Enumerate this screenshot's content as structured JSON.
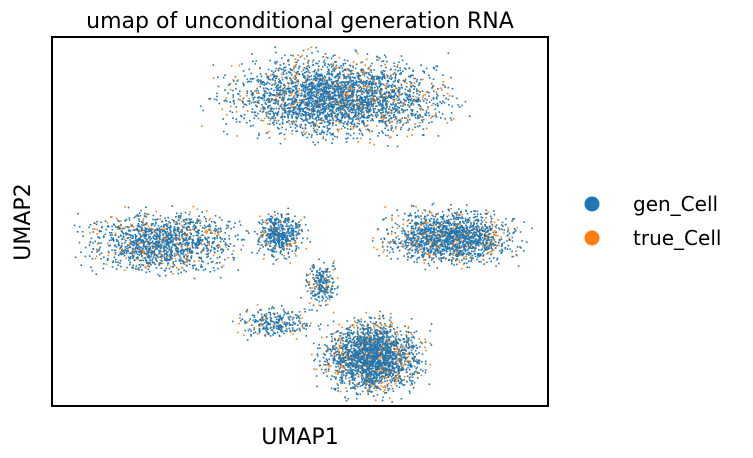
{
  "chart_data": {
    "type": "scatter",
    "title": "umap of unconditional generation RNA",
    "xlabel": "UMAP1",
    "ylabel": "UMAP2",
    "xlim": [
      -7.2,
      17.2
    ],
    "ylim": [
      -9.2,
      14.6
    ],
    "grid": false,
    "ticks": false,
    "legend_position": "right",
    "series": [
      {
        "name": "gen_Cell",
        "color": "#1f77b4"
      },
      {
        "name": "true_Cell",
        "color": "#ff7f0e"
      }
    ],
    "clusters": [
      {
        "region": "top",
        "x": [
          0.0,
          13.5
        ],
        "y": [
          7.5,
          14.0
        ],
        "points": 3200,
        "gen_fraction": 0.78
      },
      {
        "region": "left",
        "x": [
          -6.3,
          2.8
        ],
        "y": [
          -1.0,
          3.8
        ],
        "points": 1500,
        "gen_fraction": 0.78
      },
      {
        "region": "center-arm",
        "x": [
          2.5,
          5.5
        ],
        "y": [
          0.0,
          3.8
        ],
        "points": 500,
        "gen_fraction": 0.8
      },
      {
        "region": "right",
        "x": [
          8.5,
          16.4
        ],
        "y": [
          -0.5,
          4.0
        ],
        "points": 1700,
        "gen_fraction": 0.77
      },
      {
        "region": "bottom",
        "x": [
          5.5,
          11.5
        ],
        "y": [
          -8.9,
          -3.0
        ],
        "points": 2400,
        "gen_fraction": 0.72
      },
      {
        "region": "bottom-tail",
        "x": [
          1.5,
          6.0
        ],
        "y": [
          -5.0,
          -2.5
        ],
        "points": 300,
        "gen_fraction": 0.82
      },
      {
        "region": "center-stalk",
        "x": [
          5.0,
          7.0
        ],
        "y": [
          -3.0,
          0.5
        ],
        "points": 250,
        "gen_fraction": 0.8
      }
    ]
  }
}
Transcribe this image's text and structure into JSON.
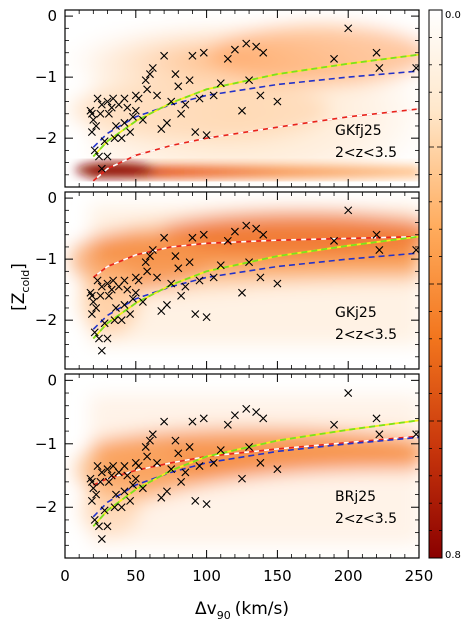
{
  "chart_data": {
    "type": "scatter",
    "xlabel": "Δv",
    "xlabel_sub": "90",
    "xlabel_unit": "(km/s)",
    "ylabel": "[Z",
    "ylabel_sub": "cold",
    "ylabel_close": "]",
    "xlim": [
      0,
      250
    ],
    "ylim": [
      -2.8,
      0.1
    ],
    "x_ticks": [
      0,
      50,
      100,
      150,
      200,
      250
    ],
    "y_ticks": [
      0,
      -1,
      -2
    ],
    "colorbar": {
      "min_label": "0.0",
      "max_label": "0.8",
      "range": [
        0.0,
        0.8
      ],
      "colormap": "white-orange-darkred"
    },
    "colors": {
      "observed_marker": "#000000",
      "red_curve": "#e8231c",
      "blue_curve": "#2332c8",
      "green_curve": "#7ce01e"
    },
    "observed": {
      "x": [
        18,
        20,
        19,
        21,
        23,
        22,
        25,
        26,
        28,
        30,
        31,
        33,
        34,
        36,
        38,
        40,
        42,
        44,
        46,
        48,
        50,
        52,
        55,
        57,
        58,
        60,
        62,
        65,
        68,
        70,
        72,
        75,
        78,
        80,
        82,
        85,
        88,
        90,
        92,
        95,
        98,
        100,
        105,
        110,
        115,
        120,
        125,
        128,
        130,
        135,
        138,
        140,
        150,
        190,
        200,
        220,
        222,
        248,
        26,
        35,
        42,
        30,
        50,
        19,
        24
      ],
      "y": [
        -1.55,
        -1.7,
        -1.9,
        -2.2,
        -1.35,
        -1.8,
        -1.6,
        -1.45,
        -2.05,
        -1.4,
        -1.6,
        -1.5,
        -1.35,
        -1.8,
        -1.45,
        -2.0,
        -1.75,
        -1.5,
        -1.9,
        -1.65,
        -1.55,
        -1.35,
        -1.7,
        -1.05,
        -1.2,
        -0.95,
        -0.85,
        -1.3,
        -1.85,
        -0.65,
        -1.75,
        -1.4,
        -0.95,
        -1.15,
        -1.6,
        -1.45,
        -1.05,
        -0.65,
        -1.9,
        -1.35,
        -0.6,
        -1.95,
        -1.3,
        -1.1,
        -0.7,
        -0.55,
        -1.55,
        -0.45,
        -1.05,
        -0.5,
        -1.3,
        -0.6,
        -1.4,
        -0.7,
        -0.2,
        -0.6,
        -0.85,
        -0.85,
        -2.5,
        -2.0,
        -1.35,
        -2.3,
        -1.3,
        -1.6,
        -2.3
      ]
    },
    "panels": [
      {
        "name_main": "GKfj25",
        "redshift_label": "2<z<3.5",
        "red_curve": [
          [
            20,
            -2.7
          ],
          [
            30,
            -2.5
          ],
          [
            50,
            -2.28
          ],
          [
            75,
            -2.12
          ],
          [
            100,
            -2.0
          ],
          [
            150,
            -1.82
          ],
          [
            200,
            -1.65
          ],
          [
            250,
            -1.52
          ]
        ]
      },
      {
        "name_main": "GKj25",
        "redshift_label": "2<z<3.5",
        "red_curve": [
          [
            20,
            -1.3
          ],
          [
            30,
            -1.12
          ],
          [
            50,
            -0.93
          ],
          [
            75,
            -0.8
          ],
          [
            100,
            -0.74
          ],
          [
            150,
            -0.69
          ],
          [
            200,
            -0.66
          ],
          [
            250,
            -0.63
          ]
        ]
      },
      {
        "name_main": "BRj25",
        "redshift_label": "2<z<3.5",
        "red_curve": [
          [
            20,
            -1.65
          ],
          [
            30,
            -1.55
          ],
          [
            50,
            -1.42
          ],
          [
            75,
            -1.3
          ],
          [
            100,
            -1.2
          ],
          [
            150,
            -1.08
          ],
          [
            200,
            -0.98
          ],
          [
            250,
            -0.88
          ]
        ]
      }
    ],
    "blue_curve": [
      [
        20,
        -2.15
      ],
      [
        30,
        -1.92
      ],
      [
        50,
        -1.65
      ],
      [
        75,
        -1.45
      ],
      [
        100,
        -1.3
      ],
      [
        150,
        -1.12
      ],
      [
        200,
        -1.0
      ],
      [
        250,
        -0.9
      ]
    ],
    "green_curve": [
      [
        20,
        -2.3
      ],
      [
        30,
        -2.05
      ],
      [
        50,
        -1.72
      ],
      [
        75,
        -1.42
      ],
      [
        100,
        -1.2
      ],
      [
        150,
        -0.95
      ],
      [
        200,
        -0.78
      ],
      [
        250,
        -0.63
      ]
    ]
  }
}
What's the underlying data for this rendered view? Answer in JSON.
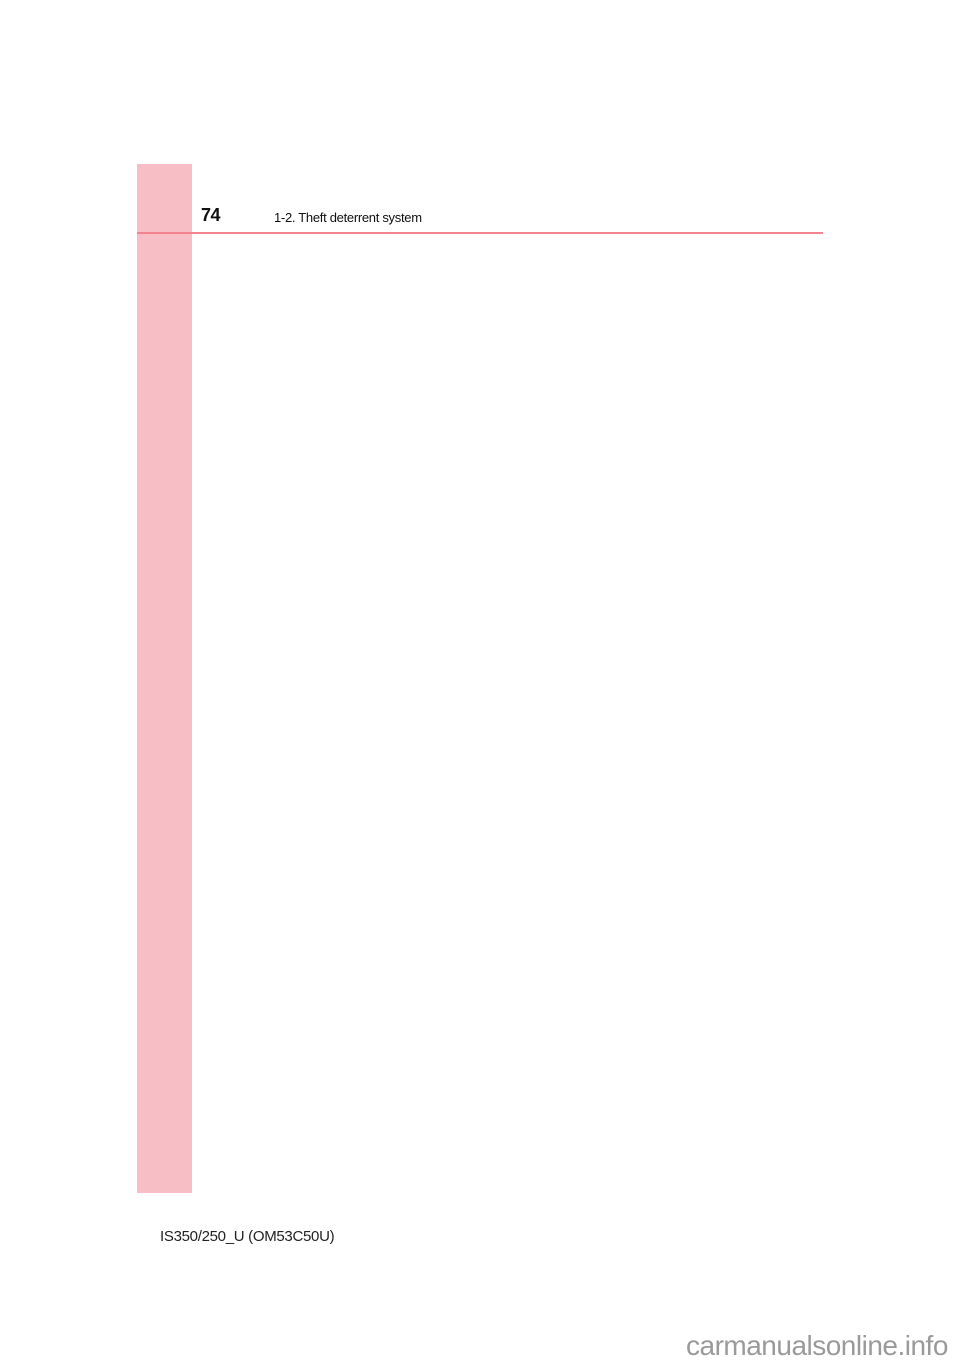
{
  "header": {
    "page_number": "74",
    "section_title": "1-2. Theft deterrent system"
  },
  "footer": {
    "model_code": "IS350/250_U (OM53C50U)"
  },
  "watermark": "carmanualsonline.info",
  "colors": {
    "side_tab": "#f8bec5",
    "header_rule": "#f2838f"
  }
}
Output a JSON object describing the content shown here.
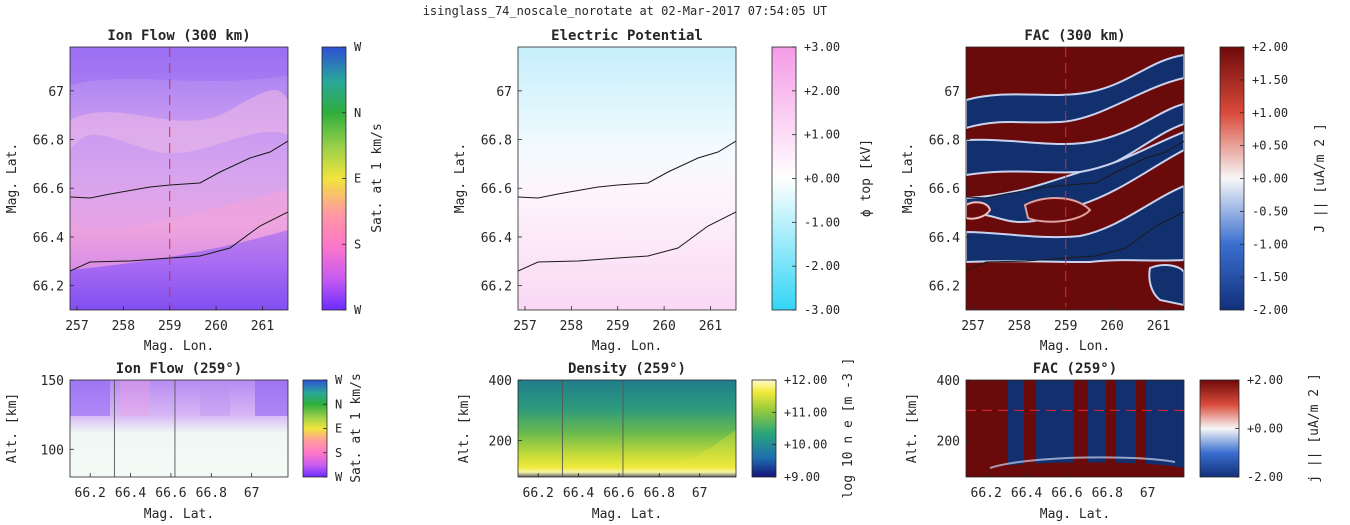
============================================================
Task requirements |
Leave out the pictures and copy everything else in the records word for word.

The output |
Enumerate this screenshot's content as structured JSON.
{
  "chart_data": {
    "type": "scatter",
    "title": "umap of unconditional generation RNA",
    "xlabel": "UMAP1",
    "ylabel": "UMAP2",
    "xlim": [
      -7.2,
      17.2
    ],
    "ylim": [
      -9.2,
      14.6
    ],
    "grid": false,
    "ticks": false,
    "legend_position": "right",
    "series": [
      {
        "name": "gen_Cell",
        "color": "#1f77b4"
      },
      {
        "name": "true_Cell",
        "color": "#ff7f0e"
      }
    ],
    "clusters": [
      {
        "region": "top",
        "x": [
          0.0,
          13.5
        ],
        "y": [
          7.5,
          14.0
        ],
        "points": 3200,
        "gen_fraction": 0.78
      },
      {
        "region": "left",
        "x": [
          -6.3,
          2.8
        ],
        "y": [
          -1.0,
          3.8
        ],
        "points": 1500,
        "gen_fraction": 0.78
      },
      {
        "region": "center-arm",
        "x": [
          2.5,
          5.5
        ],
        "y": [
          0.0,
          3.8
        ],
        "points": 500,
        "gen_fraction": 0.8
      },
      {
        "region": "right",
        "x": [
          8.5,
          16.4
        ],
        "y": [
          -0.5,
          4.0
        ],
        "points": 1700,
        "gen_fraction": 0.77
      },
      {
        "region": "bottom",
        "x": [
          5.5,
          11.5
        ],
        "y": [
          -8.9,
          -3.0
        ],
        "points": 2400,
        "gen_fraction": 0.72
      },
      {
        "region": "bottom-tail",
        "x": [
          1.5,
          6.0
        ],
        "y": [
          -5.0,
          -2.5
        ],
        "points": 300,
        "gen_fraction": 0.82
      },
      {
        "region": "center-stalk",
        "x": [
          5.0,
          7.0
        ],
        "y": [
          -3.0,
          0.5
        ],
        "points": 250,
        "gen_fraction": 0.8
      }
    ]
  }
}
Transcribe this image's text and structure into JSON.
{
  "chart_data": {
    "type": "scatter",
    "xlabel": "Δv",
    "xlabel_sub": "90",
    "xlabel_unit": "(km/s)",
    "ylabel": "[Z",
    "ylabel_sub": "cold",
    "ylabel_close": "]",
    "xlim": [
      0,
      250
    ],
    "ylim": [
      -2.8,
      0.1
    ],
    "x_ticks": [
      0,
      50,
      100,
      150,
      200,
      250
    ],
    "y_ticks": [
      0,
      -1,
      -2
    ],
    "colorbar": {
      "min_label": "0.0",
      "max_label": "0.8",
      "range": [
        0.0,
        0.8
      ],
      "colormap": "white-orange-darkred"
    },
    "colors": {
      "observed_marker": "#000000",
      "red_curve": "#e8231c",
      "blue_curve": "#2332c8",
      "green_curve": "#7ce01e"
    },
    "observed": {
      "x": [
        18,
        20,
        19,
        21,
        23,
        22,
        25,
        26,
        28,
        30,
        31,
        33,
        34,
        36,
        38,
        40,
        42,
        44,
        46,
        48,
        50,
        52,
        55,
        57,
        58,
        60,
        62,
        65,
        68,
        70,
        72,
        75,
        78,
        80,
        82,
        85,
        88,
        90,
        92,
        95,
        98,
        100,
        105,
        110,
        115,
        120,
        125,
        128,
        130,
        135,
        138,
        140,
        150,
        190,
        200,
        220,
        222,
        248,
        26,
        35,
        42,
        30,
        50,
        19,
        24
      ],
      "y": [
        -1.55,
        -1.7,
        -1.9,
        -2.2,
        -1.35,
        -1.8,
        -1.6,
        -1.45,
        -2.05,
        -1.4,
        -1.6,
        -1.5,
        -1.35,
        -1.8,
        -1.45,
        -2.0,
        -1.75,
        -1.5,
        -1.9,
        -1.65,
        -1.55,
        -1.35,
        -1.7,
        -1.05,
        -1.2,
        -0.95,
        -0.85,
        -1.3,
        -1.85,
        -0.65,
        -1.75,
        -1.4,
        -0.95,
        -1.15,
        -1.6,
        -1.45,
        -1.05,
        -0.65,
        -1.9,
        -1.35,
        -0.6,
        -1.95,
        -1.3,
        -1.1,
        -0.7,
        -0.55,
        -1.55,
        -0.45,
        -1.05,
        -0.5,
        -1.3,
        -0.6,
        -1.4,
        -0.7,
        -0.2,
        -0.6,
        -0.85,
        -0.85,
        -2.5,
        -2.0,
        -1.35,
        -2.3,
        -1.3,
        -1.6,
        -2.3
      ]
    },
    "panels": [
      {
        "name_main": "GKfj25",
        "redshift_label": "2<z<3.5",
        "red_curve": [
          [
            20,
            -2.7
          ],
          [
            30,
            -2.5
          ],
          [
            50,
            -2.28
          ],
          [
            75,
            -2.12
          ],
          [
            100,
            -2.0
          ],
          [
            150,
            -1.82
          ],
          [
            200,
            -1.65
          ],
          [
            250,
            -1.52
          ]
        ]
      },
      {
        "name_main": "GKj25",
        "redshift_label": "2<z<3.5",
        "red_curve": [
          [
            20,
            -1.3
          ],
          [
            30,
            -1.12
          ],
          [
            50,
            -0.93
          ],
          [
            75,
            -0.8
          ],
          [
            100,
            -0.74
          ],
          [
            150,
            -0.69
          ],
          [
            200,
            -0.66
          ],
          [
            250,
            -0.63
          ]
        ]
      },
      {
        "name_main": "BRj25",
        "redshift_label": "2<z<3.5",
        "red_curve": [
          [
            20,
            -1.65
          ],
          [
            30,
            -1.55
          ],
          [
            50,
            -1.42
          ],
          [
            75,
            -1.3
          ],
          [
            100,
            -1.2
          ],
          [
            150,
            -1.08
          ],
          [
            200,
            -0.98
          ],
          [
            250,
            -0.88
          ]
        ]
      }
    ],
    "blue_curve": [
      [
        20,
        -2.15
      ],
      [
        30,
        -1.92
      ],
      [
        50,
        -1.65
      ],
      [
        75,
        -1.45
      ],
      [
        100,
        -1.3
      ],
      [
        150,
        -1.12
      ],
      [
        200,
        -1.0
      ],
      [
        250,
        -0.9
      ]
    ],
    "green_curve": [
      [
        20,
        -2.3
      ],
      [
        30,
        -2.05
      ],
      [
        50,
        -1.72
      ],
      [
        75,
        -1.42
      ],
      [
        100,
        -1.2
      ],
      [
        150,
        -0.95
      ],
      [
        200,
        -0.78
      ],
      [
        250,
        -0.63
      ]
    ]
  }
}
What's the underlying data for this rendered view? Answer in JSON.
{
  "header": {
    "page_number": "74",
    "section_title": "1-2. Theft deterrent system"
  },
  "footer": {
    "model_code": "IS350/250_U (OM53C50U)"
  },
  "watermark": "carmanualsonline.info",
  "colors": {
    "side_tab": "#f8bec5",
    "header_rule": "#f2838f"
  }
}
Output a JSON object describing the content shown here.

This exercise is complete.